START Data extract
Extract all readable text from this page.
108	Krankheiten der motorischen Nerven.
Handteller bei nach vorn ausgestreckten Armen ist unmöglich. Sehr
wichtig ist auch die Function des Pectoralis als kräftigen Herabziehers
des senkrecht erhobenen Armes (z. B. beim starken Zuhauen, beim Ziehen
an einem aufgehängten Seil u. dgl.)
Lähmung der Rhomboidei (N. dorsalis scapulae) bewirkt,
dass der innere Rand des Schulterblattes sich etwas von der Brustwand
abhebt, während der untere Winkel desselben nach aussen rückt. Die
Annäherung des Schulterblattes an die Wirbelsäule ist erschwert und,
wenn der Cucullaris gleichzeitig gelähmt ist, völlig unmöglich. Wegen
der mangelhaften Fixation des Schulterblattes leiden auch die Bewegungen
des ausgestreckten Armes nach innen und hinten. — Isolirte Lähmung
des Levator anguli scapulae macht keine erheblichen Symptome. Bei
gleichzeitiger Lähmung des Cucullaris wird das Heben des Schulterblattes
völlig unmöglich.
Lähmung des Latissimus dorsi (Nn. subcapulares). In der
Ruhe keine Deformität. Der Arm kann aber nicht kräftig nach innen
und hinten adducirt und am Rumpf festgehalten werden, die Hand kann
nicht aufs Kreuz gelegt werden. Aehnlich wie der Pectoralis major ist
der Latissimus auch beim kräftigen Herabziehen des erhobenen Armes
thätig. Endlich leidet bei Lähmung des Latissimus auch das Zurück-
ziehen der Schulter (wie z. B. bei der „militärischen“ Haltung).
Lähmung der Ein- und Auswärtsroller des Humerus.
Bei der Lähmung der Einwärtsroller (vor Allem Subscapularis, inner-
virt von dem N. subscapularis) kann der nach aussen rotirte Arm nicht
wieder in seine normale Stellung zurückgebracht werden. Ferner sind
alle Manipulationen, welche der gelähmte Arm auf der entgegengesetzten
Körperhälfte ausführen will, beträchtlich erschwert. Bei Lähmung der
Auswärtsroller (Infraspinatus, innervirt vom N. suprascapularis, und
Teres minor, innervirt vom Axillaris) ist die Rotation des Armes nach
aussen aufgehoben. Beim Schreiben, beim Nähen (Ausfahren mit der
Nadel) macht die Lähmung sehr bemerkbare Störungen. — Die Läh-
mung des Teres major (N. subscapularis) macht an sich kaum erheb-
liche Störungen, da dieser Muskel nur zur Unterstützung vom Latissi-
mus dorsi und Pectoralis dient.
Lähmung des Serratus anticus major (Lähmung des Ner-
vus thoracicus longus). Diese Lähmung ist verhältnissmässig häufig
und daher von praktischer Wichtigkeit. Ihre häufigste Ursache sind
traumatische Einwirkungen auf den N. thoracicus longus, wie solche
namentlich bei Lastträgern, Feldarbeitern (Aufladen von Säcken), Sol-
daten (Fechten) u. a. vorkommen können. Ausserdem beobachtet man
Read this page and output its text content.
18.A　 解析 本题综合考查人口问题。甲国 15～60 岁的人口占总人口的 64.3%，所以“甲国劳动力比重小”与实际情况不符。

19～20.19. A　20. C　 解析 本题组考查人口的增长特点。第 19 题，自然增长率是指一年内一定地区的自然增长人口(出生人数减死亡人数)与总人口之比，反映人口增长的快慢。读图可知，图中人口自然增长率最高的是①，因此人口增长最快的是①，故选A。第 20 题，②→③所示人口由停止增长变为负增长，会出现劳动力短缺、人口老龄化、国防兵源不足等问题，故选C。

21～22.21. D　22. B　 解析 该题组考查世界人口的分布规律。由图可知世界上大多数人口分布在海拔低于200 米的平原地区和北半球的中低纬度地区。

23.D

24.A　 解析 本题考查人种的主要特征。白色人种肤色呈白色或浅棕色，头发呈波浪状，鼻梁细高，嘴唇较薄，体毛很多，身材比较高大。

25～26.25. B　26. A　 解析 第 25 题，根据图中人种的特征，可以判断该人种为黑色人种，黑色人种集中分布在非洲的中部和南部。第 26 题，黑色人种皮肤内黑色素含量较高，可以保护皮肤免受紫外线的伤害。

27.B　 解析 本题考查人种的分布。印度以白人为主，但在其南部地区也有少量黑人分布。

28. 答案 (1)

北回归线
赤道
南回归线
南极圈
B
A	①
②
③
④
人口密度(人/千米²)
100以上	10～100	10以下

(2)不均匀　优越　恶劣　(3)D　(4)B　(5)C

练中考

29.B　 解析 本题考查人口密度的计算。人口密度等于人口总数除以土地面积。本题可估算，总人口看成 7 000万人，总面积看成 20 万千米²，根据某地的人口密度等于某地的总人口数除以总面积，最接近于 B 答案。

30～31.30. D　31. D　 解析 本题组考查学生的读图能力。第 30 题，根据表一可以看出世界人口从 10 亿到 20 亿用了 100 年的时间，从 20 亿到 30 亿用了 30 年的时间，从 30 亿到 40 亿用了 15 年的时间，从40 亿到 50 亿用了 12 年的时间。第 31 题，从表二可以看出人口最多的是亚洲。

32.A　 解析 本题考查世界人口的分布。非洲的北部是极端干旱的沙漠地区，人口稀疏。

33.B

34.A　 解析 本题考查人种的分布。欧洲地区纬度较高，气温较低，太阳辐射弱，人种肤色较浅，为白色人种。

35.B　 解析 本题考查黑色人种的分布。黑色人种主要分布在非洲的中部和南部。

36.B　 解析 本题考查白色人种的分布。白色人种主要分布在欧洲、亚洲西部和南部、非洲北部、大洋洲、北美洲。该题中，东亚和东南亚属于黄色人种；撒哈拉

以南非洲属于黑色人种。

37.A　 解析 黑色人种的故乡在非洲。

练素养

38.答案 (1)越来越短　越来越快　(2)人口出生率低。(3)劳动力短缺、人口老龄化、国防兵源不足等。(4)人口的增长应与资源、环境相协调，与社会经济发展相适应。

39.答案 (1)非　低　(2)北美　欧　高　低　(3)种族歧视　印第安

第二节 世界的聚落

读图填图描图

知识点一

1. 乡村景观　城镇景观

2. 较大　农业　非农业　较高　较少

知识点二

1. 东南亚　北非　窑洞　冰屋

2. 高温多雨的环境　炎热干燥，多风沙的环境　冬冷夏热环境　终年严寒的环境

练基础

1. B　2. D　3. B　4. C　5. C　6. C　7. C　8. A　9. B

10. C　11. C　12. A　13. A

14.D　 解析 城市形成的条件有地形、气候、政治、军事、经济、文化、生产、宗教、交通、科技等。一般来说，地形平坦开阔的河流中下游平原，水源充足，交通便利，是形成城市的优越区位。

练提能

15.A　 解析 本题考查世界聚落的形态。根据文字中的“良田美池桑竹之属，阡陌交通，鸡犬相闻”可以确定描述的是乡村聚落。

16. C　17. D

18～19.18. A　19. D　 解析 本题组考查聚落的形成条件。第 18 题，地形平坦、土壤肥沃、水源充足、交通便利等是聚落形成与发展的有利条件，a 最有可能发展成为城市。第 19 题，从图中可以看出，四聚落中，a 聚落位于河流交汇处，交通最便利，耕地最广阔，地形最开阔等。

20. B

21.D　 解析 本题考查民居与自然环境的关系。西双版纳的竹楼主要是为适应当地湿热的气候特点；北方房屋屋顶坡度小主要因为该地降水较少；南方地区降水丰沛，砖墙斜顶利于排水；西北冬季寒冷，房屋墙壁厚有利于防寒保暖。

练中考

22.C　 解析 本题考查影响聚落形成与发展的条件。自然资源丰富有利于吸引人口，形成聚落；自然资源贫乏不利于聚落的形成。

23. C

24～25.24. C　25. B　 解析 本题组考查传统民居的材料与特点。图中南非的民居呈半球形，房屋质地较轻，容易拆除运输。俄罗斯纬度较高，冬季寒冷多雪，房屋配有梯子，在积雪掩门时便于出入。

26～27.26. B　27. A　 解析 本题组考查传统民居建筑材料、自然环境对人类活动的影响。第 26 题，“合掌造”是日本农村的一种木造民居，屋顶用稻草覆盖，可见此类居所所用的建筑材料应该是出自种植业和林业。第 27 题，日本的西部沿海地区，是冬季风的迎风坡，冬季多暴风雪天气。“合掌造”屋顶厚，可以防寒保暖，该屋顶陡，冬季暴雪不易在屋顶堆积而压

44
END Data extract
**Written problem**
Say how many lines in this material hold "major", and say nothing else.

**Solution for this task**
3